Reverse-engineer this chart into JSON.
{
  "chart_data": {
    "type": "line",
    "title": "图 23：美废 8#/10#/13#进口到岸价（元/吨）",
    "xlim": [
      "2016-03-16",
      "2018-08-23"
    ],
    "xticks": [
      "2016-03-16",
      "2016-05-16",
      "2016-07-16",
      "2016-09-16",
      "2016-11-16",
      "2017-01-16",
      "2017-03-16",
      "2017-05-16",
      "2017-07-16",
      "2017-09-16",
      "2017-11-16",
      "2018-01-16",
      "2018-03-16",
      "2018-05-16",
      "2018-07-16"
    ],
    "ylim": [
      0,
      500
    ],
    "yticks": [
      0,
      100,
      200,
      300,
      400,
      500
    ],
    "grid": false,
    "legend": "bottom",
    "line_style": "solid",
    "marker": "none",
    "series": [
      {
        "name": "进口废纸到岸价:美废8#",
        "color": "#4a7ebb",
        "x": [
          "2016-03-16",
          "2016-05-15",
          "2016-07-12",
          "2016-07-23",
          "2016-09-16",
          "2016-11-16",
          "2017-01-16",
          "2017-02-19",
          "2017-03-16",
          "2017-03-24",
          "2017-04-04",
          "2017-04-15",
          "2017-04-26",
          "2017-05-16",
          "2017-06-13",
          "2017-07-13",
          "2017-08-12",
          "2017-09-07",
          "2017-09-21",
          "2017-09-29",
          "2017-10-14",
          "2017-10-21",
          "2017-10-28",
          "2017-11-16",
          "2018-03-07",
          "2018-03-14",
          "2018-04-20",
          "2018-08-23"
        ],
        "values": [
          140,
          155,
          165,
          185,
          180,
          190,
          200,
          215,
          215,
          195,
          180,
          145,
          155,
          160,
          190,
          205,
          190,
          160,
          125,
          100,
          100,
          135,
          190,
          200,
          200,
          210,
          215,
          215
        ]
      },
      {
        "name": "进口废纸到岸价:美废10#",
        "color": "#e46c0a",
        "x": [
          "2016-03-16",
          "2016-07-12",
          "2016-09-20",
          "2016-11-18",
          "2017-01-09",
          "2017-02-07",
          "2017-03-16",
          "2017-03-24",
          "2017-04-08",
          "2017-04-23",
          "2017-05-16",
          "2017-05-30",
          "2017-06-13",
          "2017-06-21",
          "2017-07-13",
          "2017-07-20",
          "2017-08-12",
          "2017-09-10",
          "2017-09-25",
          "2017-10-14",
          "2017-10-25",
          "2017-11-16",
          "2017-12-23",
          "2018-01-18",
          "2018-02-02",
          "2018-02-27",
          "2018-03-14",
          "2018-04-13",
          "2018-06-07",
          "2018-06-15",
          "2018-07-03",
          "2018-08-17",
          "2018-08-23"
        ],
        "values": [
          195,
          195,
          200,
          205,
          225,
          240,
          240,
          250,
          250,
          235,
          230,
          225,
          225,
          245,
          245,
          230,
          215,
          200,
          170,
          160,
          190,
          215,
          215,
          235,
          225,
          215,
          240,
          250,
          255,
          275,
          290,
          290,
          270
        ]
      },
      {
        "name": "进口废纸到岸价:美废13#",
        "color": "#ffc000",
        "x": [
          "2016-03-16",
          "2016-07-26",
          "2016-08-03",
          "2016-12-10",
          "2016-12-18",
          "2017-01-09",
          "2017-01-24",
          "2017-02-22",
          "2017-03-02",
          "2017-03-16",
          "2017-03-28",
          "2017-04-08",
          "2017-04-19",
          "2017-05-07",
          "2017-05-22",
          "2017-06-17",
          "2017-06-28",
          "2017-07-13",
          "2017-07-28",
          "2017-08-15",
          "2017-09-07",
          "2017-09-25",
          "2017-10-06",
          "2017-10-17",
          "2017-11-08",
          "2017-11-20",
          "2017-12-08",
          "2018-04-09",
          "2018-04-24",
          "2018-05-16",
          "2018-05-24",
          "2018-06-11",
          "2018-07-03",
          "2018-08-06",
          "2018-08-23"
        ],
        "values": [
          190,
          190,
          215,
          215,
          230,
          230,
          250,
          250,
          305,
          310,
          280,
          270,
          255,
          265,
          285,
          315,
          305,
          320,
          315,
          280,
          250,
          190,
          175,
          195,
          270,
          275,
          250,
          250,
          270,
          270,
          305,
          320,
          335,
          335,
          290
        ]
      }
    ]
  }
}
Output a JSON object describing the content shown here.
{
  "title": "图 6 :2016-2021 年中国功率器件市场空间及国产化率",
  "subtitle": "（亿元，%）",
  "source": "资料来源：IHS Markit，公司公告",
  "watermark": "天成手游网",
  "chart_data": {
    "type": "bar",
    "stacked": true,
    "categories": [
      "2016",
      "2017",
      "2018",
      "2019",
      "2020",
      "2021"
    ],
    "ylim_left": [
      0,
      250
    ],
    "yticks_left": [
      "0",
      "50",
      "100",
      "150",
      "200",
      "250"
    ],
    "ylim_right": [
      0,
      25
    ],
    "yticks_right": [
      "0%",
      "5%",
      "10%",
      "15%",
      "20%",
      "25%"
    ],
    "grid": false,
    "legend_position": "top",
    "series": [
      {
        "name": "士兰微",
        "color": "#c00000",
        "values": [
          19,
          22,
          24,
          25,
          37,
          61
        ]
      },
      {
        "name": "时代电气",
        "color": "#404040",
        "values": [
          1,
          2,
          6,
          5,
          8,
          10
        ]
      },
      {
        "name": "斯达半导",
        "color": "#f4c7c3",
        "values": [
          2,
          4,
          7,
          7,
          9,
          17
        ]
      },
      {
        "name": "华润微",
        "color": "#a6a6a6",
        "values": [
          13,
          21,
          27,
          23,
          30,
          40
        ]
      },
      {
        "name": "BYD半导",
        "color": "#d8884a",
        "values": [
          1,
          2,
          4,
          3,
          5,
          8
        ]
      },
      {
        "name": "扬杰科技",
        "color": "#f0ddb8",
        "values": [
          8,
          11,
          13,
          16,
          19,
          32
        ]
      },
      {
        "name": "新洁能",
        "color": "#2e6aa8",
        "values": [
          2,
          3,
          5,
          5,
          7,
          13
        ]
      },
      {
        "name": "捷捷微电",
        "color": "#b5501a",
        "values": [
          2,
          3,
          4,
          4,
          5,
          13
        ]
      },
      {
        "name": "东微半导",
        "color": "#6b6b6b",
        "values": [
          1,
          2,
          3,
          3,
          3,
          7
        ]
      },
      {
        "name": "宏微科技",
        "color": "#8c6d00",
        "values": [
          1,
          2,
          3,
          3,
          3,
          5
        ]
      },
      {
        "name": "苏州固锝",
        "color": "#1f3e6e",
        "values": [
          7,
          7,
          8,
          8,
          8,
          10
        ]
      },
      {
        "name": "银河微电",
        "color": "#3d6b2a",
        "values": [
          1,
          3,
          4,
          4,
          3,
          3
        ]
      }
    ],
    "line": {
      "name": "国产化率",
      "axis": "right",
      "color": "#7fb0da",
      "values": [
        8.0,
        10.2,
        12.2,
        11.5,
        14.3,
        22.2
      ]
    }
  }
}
┄┄┄┄┄┄┄┄┄┄
Repeat each entry word for word.

Reverse-engineer this chart into JSON.
{
  "chart_data": {
    "type": "line",
    "title": "图 23：美废 8#/10#/13#进口到岸价（元/吨）",
    "xlim": [
      "2016-03-16",
      "2018-08-23"
    ],
    "xticks": [
      "2016-03-16",
      "2016-05-16",
      "2016-07-16",
      "2016-09-16",
      "2016-11-16",
      "2017-01-16",
      "2017-03-16",
      "2017-05-16",
      "2017-07-16",
      "2017-09-16",
      "2017-11-16",
      "2018-01-16",
      "2018-03-16",
      "2018-05-16",
      "2018-07-16"
    ],
    "ylim": [
      0,
      500
    ],
    "yticks": [
      0,
      100,
      200,
      300,
      400,
      500
    ],
    "grid": false,
    "legend": "bottom",
    "line_style": "solid",
    "marker": "none",
    "series": [
      {
        "name": "进口废纸到岸价:美废8#",
        "color": "#4a7ebb",
        "x": [
          "2016-03-16",
          "2016-05-15",
          "2016-07-12",
          "2016-07-23",
          "2016-09-16",
          "2016-11-16",
          "2017-01-16",
          "2017-02-19",
          "2017-03-16",
          "2017-03-24",
          "2017-04-04",
          "2017-04-15",
          "2017-04-26",
          "2017-05-16",
          "2017-06-13",
          "2017-07-13",
          "2017-08-12",
          "2017-09-07",
          "2017-09-21",
          "2017-09-29",
          "2017-10-14",
          "2017-10-21",
          "2017-10-28",
          "2017-11-16",
          "2018-03-07",
          "2018-03-14",
          "2018-04-20",
          "2018-08-23"
        ],
        "values": [
          140,
          155,
          165,
          185,
          180,
          190,
          200,
          215,
          215,
          195,
          180,
          145,
          155,
          160,
          190,
          205,
          190,
          160,
          125,
          100,
          100,
          135,
          190,
          200,
          200,
          210,
          215,
          215
        ]
      },
      {
        "name": "进口废纸到岸价:美废10#",
        "color": "#e46c0a",
        "x": [
          "2016-03-16",
          "2016-07-12",
          "2016-09-20",
          "2016-11-18",
          "2017-01-09",
          "2017-02-07",
          "2017-03-16",
          "2017-03-24",
          "2017-04-08",
          "2017-04-23",
          "2017-05-16",
          "2017-05-30",
          "2017-06-13",
          "2017-06-21",
          "2017-07-13",
          "2017-07-20",
          "2017-08-12",
          "2017-09-10",
          "2017-09-25",
          "2017-10-14",
          "2017-10-25",
          "2017-11-16",
          "2017-12-23",
          "2018-01-18",
          "2018-02-02",
          "2018-02-27",
          "2018-03-14",
          "2018-04-13",
          "2018-06-07",
          "2018-06-15",
          "2018-07-03",
          "2018-08-17",
          "2018-08-23"
        ],
        "values": [
          195,
          195,
          200,
          205,
          225,
          240,
          240,
          250,
          250,
          235,
          230,
          225,
          225,
          245,
          245,
          230,
          215,
          200,
          170,
          160,
          190,
          215,
          215,
          235,
          225,
          215,
          240,
          250,
          255,
          275,
          290,
          290,
          270
        ]
      },
      {
        "name": "进口废纸到岸价:美废13#",
        "color": "#ffc000",
        "x": [
          "2016-03-16",
          "2016-07-26",
          "2016-08-03",
          "2016-12-10",
          "2016-12-18",
          "2017-01-09",
          "2017-01-24",
          "2017-02-22",
          "2017-03-02",
          "2017-03-16",
          "2017-03-28",
          "2017-04-08",
          "2017-04-19",
          "2017-05-07",
          "2017-05-22",
          "2017-06-17",
          "2017-06-28",
          "2017-07-13",
          "2017-07-28",
          "2017-08-15",
          "2017-09-07",
          "2017-09-25",
          "2017-10-06",
          "2017-10-17",
          "2017-11-08",
          "2017-11-20",
          "2017-12-08",
          "2018-04-09",
          "2018-04-24",
          "2018-05-16",
          "2018-05-24",
          "2018-06-11",
          "2018-07-03",
          "2018-08-06",
          "2018-08-23"
        ],
        "values": [
          190,
          190,
          215,
          215,
          230,
          230,
          250,
          250,
          305,
          310,
          280,
          270,
          255,
          265,
          285,
          315,
          305,
          320,
          315,
          280,
          250,
          190,
          175,
          195,
          270,
          275,
          250,
          250,
          270,
          270,
          305,
          320,
          335,
          335,
          290
        ]
      }
    ]
  }
}
Output a JSON object describing the content shown here.
{
  "title": "图 6 :2016-2021 年中国功率器件市场空间及国产化率",
  "subtitle": "（亿元，%）",
  "source": "资料来源：IHS Markit，公司公告",
  "watermark": "天成手游网",
  "chart_data": {
    "type": "bar",
    "stacked": true,
    "categories": [
      "2016",
      "2017",
      "2018",
      "2019",
      "2020",
      "2021"
    ],
    "ylim_left": [
      0,
      250
    ],
    "yticks_left": [
      "0",
      "50",
      "100",
      "150",
      "200",
      "250"
    ],
    "ylim_right": [
      0,
      25
    ],
    "yticks_right": [
      "0%",
      "5%",
      "10%",
      "15%",
      "20%",
      "25%"
    ],
    "grid": false,
    "legend_position": "top",
    "series": [
      {
        "name": "士兰微",
        "color": "#c00000",
        "values": [
          19,
          22,
          24,
          25,
          37,
          61
        ]
      },
      {
        "name": "时代电气",
        "color": "#404040",
        "values": [
          1,
          2,
          6,
          5,
          8,
          10
        ]
      },
      {
        "name": "斯达半导",
        "color": "#f4c7c3",
        "values": [
          2,
          4,
          7,
          7,
          9,
          17
        ]
      },
      {
        "name": "华润微",
        "color": "#a6a6a6",
        "values": [
          13,
          21,
          27,
          23,
          30,
          40
        ]
      },
      {
        "name": "BYD半导",
        "color": "#d8884a",
        "values": [
          1,
          2,
          4,
          3,
          5,
          8
        ]
      },
      {
        "name": "扬杰科技",
        "color": "#f0ddb8",
        "values": [
          8,
          11,
          13,
          16,
          19,
          32
        ]
      },
      {
        "name": "新洁能",
        "color": "#2e6aa8",
        "values": [
          2,
          3,
          5,
          5,
          7,
          13
        ]
      },
      {
        "name": "捷捷微电",
        "color": "#b5501a",
        "values": [
          2,
          3,
          4,
          4,
          5,
          13
        ]
      },
      {
        "name": "东微半导",
        "color": "#6b6b6b",
        "values": [
          1,
          2,
          3,
          3,
          3,
          7
        ]
      },
      {
        "name": "宏微科技",
        "color": "#8c6d00",
        "values": [
          1,
          2,
          3,
          3,
          3,
          5
        ]
      },
      {
        "name": "苏州固锝",
        "color": "#1f3e6e",
        "values": [
          7,
          7,
          8,
          8,
          8,
          10
        ]
      },
      {
        "name": "银河微电",
        "color": "#3d6b2a",
        "values": [
          1,
          3,
          4,
          4,
          3,
          3
        ]
      }
    ],
    "line": {
      "name": "国产化率",
      "axis": "right",
      "color": "#7fb0da",
      "values": [
        8.0,
        10.2,
        12.2,
        11.5,
        14.3,
        22.2
      ]
    }
  }
}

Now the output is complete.